-- Entries shown --
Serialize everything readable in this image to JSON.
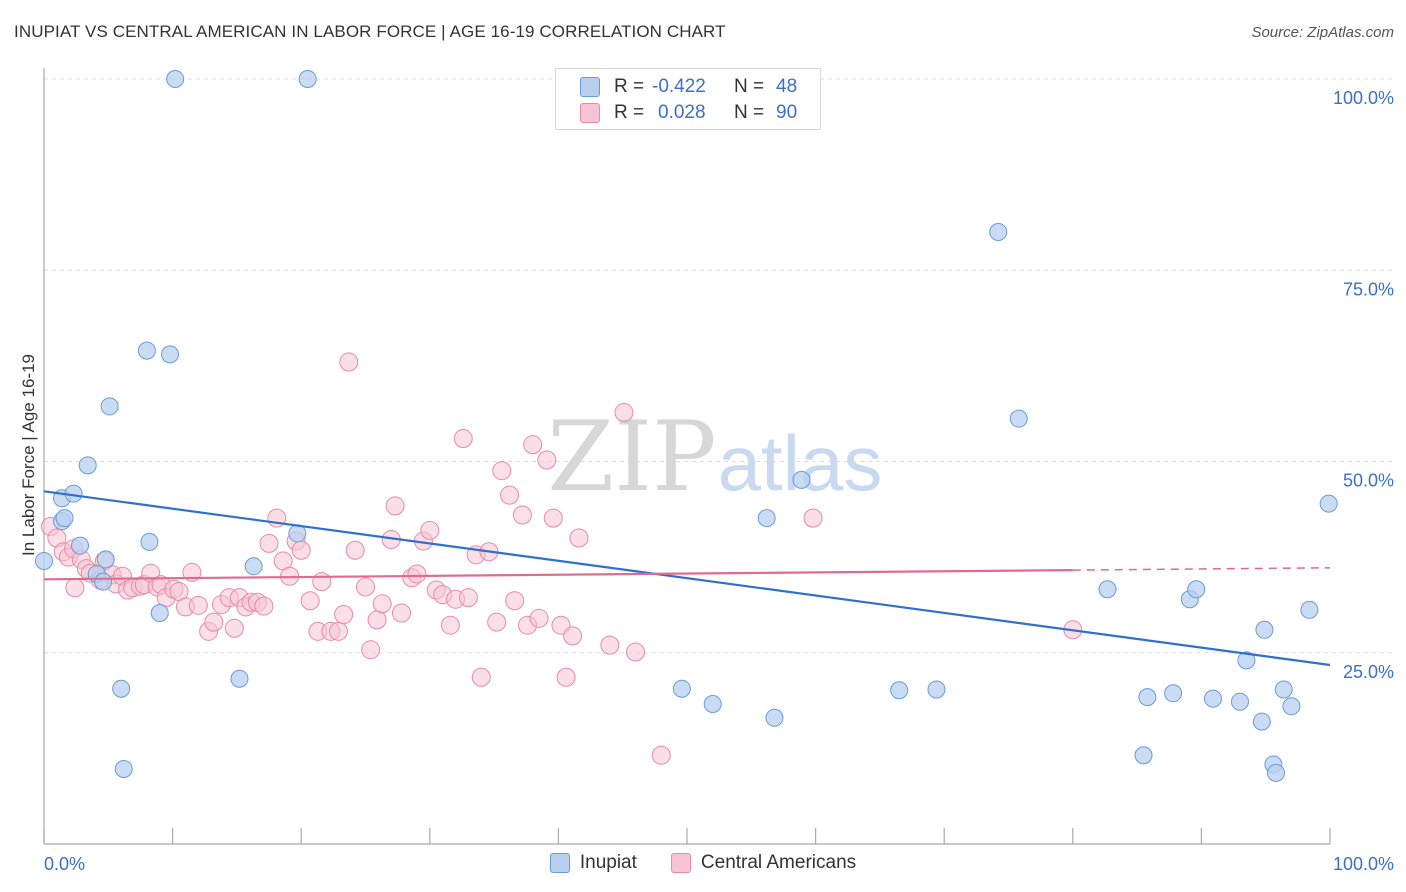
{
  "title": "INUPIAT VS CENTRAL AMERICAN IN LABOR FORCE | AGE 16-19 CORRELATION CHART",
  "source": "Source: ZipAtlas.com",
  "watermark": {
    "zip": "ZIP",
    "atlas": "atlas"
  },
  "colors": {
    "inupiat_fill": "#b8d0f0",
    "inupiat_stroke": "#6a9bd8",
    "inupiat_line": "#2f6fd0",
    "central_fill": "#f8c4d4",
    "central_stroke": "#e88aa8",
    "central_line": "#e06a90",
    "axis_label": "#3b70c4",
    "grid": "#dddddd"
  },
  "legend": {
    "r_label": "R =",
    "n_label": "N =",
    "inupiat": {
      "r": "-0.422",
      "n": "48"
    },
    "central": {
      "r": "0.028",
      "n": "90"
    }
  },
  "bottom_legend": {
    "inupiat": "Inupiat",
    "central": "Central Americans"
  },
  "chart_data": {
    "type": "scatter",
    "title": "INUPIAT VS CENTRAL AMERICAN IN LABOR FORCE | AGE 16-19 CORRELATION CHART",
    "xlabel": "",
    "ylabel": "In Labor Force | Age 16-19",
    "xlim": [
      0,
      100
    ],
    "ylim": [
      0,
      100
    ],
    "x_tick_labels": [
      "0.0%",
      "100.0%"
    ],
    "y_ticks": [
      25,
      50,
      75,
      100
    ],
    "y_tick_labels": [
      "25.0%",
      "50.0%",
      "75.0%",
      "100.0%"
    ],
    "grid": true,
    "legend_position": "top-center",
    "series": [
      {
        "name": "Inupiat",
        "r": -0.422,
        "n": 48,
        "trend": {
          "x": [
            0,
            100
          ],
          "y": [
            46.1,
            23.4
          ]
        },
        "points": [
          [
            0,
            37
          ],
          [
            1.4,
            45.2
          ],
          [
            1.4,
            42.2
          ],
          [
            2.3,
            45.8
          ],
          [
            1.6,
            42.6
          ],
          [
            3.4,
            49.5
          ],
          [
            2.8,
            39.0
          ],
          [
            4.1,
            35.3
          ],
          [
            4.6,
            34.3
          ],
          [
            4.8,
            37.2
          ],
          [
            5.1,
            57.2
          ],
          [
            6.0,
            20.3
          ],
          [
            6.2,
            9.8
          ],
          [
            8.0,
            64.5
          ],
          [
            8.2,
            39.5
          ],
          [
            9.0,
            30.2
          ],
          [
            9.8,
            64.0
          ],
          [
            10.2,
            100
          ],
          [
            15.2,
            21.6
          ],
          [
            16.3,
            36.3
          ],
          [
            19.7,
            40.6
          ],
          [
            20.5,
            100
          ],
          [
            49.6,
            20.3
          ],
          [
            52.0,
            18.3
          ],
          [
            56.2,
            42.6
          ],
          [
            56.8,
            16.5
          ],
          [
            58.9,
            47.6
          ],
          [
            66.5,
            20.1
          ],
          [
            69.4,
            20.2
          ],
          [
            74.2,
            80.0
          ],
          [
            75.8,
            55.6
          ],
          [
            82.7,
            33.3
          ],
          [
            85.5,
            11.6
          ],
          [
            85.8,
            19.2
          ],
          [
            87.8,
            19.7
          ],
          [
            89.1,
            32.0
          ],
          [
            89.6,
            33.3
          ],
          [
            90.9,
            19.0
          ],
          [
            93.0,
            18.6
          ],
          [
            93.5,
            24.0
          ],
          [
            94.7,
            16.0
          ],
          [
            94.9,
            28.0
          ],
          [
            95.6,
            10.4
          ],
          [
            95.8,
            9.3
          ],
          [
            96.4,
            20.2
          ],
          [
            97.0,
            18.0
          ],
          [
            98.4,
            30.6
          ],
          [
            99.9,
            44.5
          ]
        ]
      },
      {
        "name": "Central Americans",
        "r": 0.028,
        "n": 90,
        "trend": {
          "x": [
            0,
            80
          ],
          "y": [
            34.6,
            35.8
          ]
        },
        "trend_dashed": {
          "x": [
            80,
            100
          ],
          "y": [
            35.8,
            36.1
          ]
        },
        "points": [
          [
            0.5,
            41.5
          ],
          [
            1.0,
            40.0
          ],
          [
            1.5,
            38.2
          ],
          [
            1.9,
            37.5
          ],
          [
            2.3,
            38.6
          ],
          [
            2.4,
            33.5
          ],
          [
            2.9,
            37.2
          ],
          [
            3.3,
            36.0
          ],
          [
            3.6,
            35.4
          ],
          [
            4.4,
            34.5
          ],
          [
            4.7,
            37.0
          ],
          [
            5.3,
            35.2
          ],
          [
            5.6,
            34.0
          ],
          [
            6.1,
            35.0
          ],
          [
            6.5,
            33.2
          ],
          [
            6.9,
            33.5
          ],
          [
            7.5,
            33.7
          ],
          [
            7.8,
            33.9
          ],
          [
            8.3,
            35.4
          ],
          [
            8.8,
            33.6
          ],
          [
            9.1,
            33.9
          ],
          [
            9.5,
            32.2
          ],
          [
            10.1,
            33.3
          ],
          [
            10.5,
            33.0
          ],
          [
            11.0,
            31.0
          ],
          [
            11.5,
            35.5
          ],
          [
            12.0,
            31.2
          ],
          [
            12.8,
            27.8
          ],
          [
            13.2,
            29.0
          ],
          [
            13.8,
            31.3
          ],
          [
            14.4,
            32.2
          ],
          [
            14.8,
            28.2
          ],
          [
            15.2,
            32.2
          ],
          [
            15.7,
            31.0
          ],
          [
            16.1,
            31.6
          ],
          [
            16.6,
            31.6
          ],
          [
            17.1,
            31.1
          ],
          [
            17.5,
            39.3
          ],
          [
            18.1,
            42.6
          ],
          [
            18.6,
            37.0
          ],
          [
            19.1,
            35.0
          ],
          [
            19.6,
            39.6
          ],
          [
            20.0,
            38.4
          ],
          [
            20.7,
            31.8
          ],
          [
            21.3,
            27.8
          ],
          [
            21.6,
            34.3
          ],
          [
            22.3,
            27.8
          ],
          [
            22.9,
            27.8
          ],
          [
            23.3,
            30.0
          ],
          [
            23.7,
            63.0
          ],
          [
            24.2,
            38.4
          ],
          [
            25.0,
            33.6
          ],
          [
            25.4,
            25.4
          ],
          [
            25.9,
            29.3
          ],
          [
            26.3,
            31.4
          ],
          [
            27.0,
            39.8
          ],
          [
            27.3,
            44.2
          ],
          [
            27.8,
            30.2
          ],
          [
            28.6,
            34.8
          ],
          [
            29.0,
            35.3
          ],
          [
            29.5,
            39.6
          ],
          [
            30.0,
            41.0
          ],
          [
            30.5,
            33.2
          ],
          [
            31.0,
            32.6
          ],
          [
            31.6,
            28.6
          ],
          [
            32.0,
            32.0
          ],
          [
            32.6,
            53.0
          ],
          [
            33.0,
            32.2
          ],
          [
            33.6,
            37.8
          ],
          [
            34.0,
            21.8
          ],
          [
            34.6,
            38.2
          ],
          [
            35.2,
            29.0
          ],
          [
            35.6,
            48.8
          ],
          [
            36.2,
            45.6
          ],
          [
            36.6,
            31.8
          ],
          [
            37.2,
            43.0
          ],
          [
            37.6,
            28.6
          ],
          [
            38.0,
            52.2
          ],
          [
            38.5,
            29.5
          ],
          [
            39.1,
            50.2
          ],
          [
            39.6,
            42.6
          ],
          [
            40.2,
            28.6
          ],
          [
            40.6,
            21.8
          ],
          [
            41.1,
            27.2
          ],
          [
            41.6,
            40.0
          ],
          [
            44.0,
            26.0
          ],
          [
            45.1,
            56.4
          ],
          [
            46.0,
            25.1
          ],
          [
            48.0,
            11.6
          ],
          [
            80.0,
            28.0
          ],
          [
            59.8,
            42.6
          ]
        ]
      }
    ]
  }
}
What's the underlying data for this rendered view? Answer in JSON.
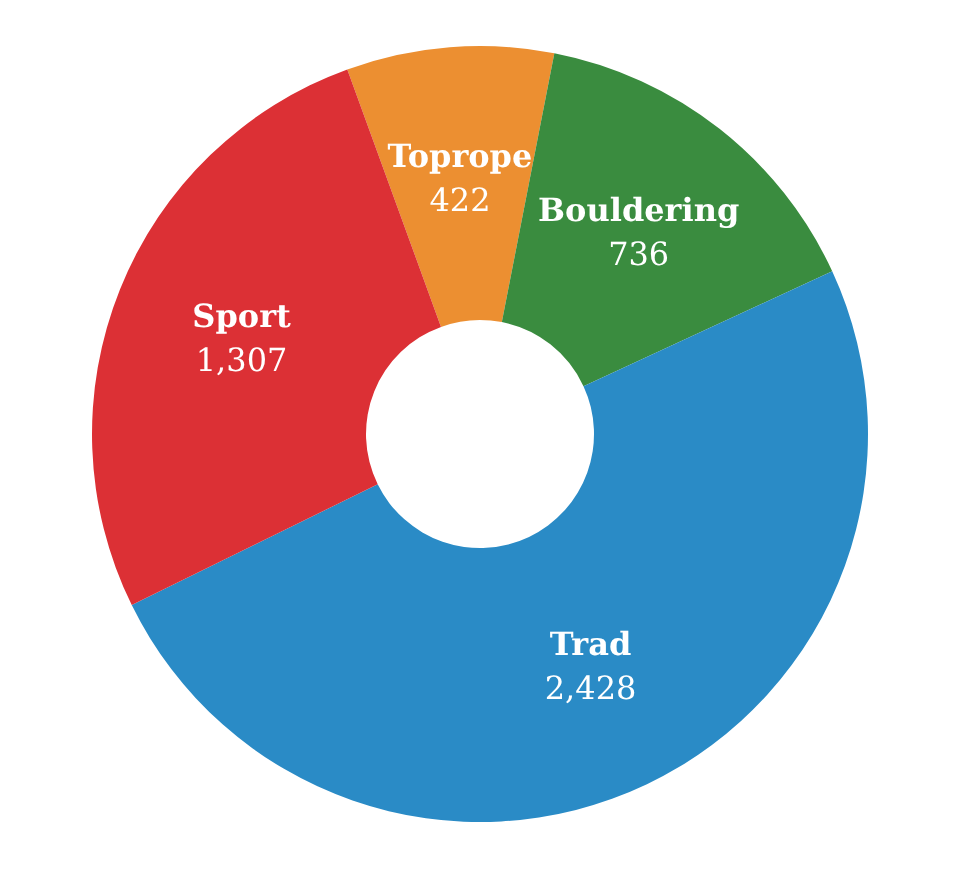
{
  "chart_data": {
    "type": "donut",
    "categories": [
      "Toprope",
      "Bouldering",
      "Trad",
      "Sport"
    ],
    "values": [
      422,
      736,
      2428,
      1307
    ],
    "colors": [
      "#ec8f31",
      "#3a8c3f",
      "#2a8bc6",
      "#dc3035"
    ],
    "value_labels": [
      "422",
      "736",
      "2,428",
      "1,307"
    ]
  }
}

-- Written problem --
All lines from the one containing "What's the underlying" through the end of the entries, both ends included, should be written out exactly, with no pictures.

-- The reply --
What's the underlying data for this rendered view? Answer in JSON.
{
  "chart_data": {
    "type": "donut",
    "categories": [
      "Toprope",
      "Bouldering",
      "Trad",
      "Sport"
    ],
    "values": [
      422,
      736,
      2428,
      1307
    ],
    "colors": [
      "#ec8f31",
      "#3a8c3f",
      "#2a8bc6",
      "#dc3035"
    ],
    "value_labels": [
      "422",
      "736",
      "2,428",
      "1,307"
    ]
  }
}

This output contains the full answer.